Objective:
Please print every record below exactly as it appears.

** Start of Records for the exercise **

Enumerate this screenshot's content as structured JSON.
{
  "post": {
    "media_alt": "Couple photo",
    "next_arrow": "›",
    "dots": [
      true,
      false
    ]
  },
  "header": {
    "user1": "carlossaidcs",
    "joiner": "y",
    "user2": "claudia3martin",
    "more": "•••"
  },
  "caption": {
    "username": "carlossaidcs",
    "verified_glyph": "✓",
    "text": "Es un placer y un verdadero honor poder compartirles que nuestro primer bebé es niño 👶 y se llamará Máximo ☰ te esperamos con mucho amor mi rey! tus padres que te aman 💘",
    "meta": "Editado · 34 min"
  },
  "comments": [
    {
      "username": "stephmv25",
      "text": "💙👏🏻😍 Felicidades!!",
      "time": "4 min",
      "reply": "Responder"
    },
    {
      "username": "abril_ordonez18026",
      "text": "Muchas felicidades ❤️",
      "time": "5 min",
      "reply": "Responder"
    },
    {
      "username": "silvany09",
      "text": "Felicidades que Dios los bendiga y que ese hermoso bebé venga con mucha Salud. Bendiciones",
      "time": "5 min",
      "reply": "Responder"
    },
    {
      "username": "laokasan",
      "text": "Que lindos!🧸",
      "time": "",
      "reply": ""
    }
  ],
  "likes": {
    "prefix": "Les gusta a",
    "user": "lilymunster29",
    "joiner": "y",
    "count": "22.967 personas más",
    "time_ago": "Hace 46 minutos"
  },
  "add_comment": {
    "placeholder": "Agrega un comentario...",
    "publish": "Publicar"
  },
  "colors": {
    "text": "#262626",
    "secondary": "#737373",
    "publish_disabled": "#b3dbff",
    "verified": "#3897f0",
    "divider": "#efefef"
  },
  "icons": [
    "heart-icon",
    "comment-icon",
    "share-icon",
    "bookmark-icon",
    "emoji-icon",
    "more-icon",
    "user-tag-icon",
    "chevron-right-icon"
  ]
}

** End of Records for the exercise **

Completed task:
Enumerate this screenshot's content as structured JSON.
{
  "post": {
    "media_alt": "Couple photo",
    "next_arrow": "›",
    "dots": [
      true,
      false
    ]
  },
  "header": {
    "user1": "carlossaidcs",
    "joiner": "y",
    "user2": "claudia3martin",
    "more": "•••"
  },
  "caption": {
    "username": "carlossaidcs",
    "verified_glyph": "✓",
    "text": "Es un placer y un verdadero honor poder compartirles que nuestro primer bebé es niño 👶 y se llamará Máximo ☰ te esperamos con mucho amor mi rey! tus padres que te aman 💘",
    "meta": "Editado · 34 min"
  },
  "comments": [
    {
      "username": "stephmv25",
      "text": "💙👏🏻😍 Felicidades!!",
      "time": "4 min",
      "reply": "Responder"
    },
    {
      "username": "abril_ordonez18026",
      "text": "Muchas felicidades ❤️",
      "time": "5 min",
      "reply": "Responder"
    },
    {
      "username": "silvany09",
      "text": "Felicidades que Dios los bendiga y que ese hermoso bebé venga con mucha Salud. Bendiciones",
      "time": "5 min",
      "reply": "Responder"
    },
    {
      "username": "laokasan",
      "text": "Que lindos!🧸",
      "time": "",
      "reply": ""
    }
  ],
  "likes": {
    "prefix": "Les gusta a",
    "user": "lilymunster29",
    "joiner": "y",
    "count": "22.967 personas más",
    "time_ago": "Hace 46 minutos"
  },
  "add_comment": {
    "placeholder": "Agrega un comentario...",
    "publish": "Publicar"
  },
  "colors": {
    "text": "#262626",
    "secondary": "#737373",
    "publish_disabled": "#b3dbff",
    "verified": "#3897f0",
    "divider": "#efefef"
  },
  "icons": [
    "heart-icon",
    "comment-icon",
    "share-icon",
    "bookmark-icon",
    "emoji-icon",
    "more-icon",
    "user-tag-icon",
    "chevron-right-icon"
  ]
}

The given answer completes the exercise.